▸ **Your objective**:
Every record below should be printed exactly as given.

==== Material

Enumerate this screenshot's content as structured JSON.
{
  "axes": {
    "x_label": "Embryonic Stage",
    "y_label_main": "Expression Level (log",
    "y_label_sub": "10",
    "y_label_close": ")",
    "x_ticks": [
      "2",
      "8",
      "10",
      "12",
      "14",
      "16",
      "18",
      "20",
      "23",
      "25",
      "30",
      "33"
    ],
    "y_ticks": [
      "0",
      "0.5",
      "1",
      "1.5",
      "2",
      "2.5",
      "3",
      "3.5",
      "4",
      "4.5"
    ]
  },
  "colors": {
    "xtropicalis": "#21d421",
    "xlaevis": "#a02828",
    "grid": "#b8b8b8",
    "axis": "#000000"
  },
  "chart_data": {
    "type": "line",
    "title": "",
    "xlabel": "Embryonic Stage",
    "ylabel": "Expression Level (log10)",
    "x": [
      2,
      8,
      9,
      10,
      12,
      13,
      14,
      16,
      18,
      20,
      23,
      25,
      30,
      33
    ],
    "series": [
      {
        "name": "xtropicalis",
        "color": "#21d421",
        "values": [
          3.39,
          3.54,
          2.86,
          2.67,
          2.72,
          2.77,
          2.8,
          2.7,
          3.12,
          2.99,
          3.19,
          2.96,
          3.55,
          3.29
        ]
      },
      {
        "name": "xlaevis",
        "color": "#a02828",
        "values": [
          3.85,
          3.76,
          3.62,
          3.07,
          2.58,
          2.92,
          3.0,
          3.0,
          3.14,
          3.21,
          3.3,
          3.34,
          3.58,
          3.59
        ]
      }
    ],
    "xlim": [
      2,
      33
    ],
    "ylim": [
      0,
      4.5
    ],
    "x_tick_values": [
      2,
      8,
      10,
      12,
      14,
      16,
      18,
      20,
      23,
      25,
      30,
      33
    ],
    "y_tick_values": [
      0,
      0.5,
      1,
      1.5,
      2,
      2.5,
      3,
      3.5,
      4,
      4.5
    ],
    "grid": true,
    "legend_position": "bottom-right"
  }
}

========

▸ **Final answer**:
Enumerate this screenshot's content as structured JSON.
{
  "axes": {
    "x_label": "Embryonic Stage",
    "y_label_main": "Expression Level (log",
    "y_label_sub": "10",
    "y_label_close": ")",
    "x_ticks": [
      "2",
      "8",
      "10",
      "12",
      "14",
      "16",
      "18",
      "20",
      "23",
      "25",
      "30",
      "33"
    ],
    "y_ticks": [
      "0",
      "0.5",
      "1",
      "1.5",
      "2",
      "2.5",
      "3",
      "3.5",
      "4",
      "4.5"
    ]
  },
  "colors": {
    "xtropicalis": "#21d421",
    "xlaevis": "#a02828",
    "grid": "#b8b8b8",
    "axis": "#000000"
  },
  "chart_data": {
    "type": "line",
    "title": "",
    "xlabel": "Embryonic Stage",
    "ylabel": "Expression Level (log10)",
    "x": [
      2,
      8,
      9,
      10,
      12,
      13,
      14,
      16,
      18,
      20,
      23,
      25,
      30,
      33
    ],
    "series": [
      {
        "name": "xtropicalis",
        "color": "#21d421",
        "values": [
          3.39,
          3.54,
          2.86,
          2.67,
          2.72,
          2.77,
          2.8,
          2.7,
          3.12,
          2.99,
          3.19,
          2.96,
          3.55,
          3.29
        ]
      },
      {
        "name": "xlaevis",
        "color": "#a02828",
        "values": [
          3.85,
          3.76,
          3.62,
          3.07,
          2.58,
          2.92,
          3.0,
          3.0,
          3.14,
          3.21,
          3.3,
          3.34,
          3.58,
          3.59
        ]
      }
    ],
    "xlim": [
      2,
      33
    ],
    "ylim": [
      0,
      4.5
    ],
    "x_tick_values": [
      2,
      8,
      10,
      12,
      14,
      16,
      18,
      20,
      23,
      25,
      30,
      33
    ],
    "y_tick_values": [
      0,
      0.5,
      1,
      1.5,
      2,
      2.5,
      3,
      3.5,
      4,
      4.5
    ],
    "grid": true,
    "legend_position": "bottom-right"
  }
}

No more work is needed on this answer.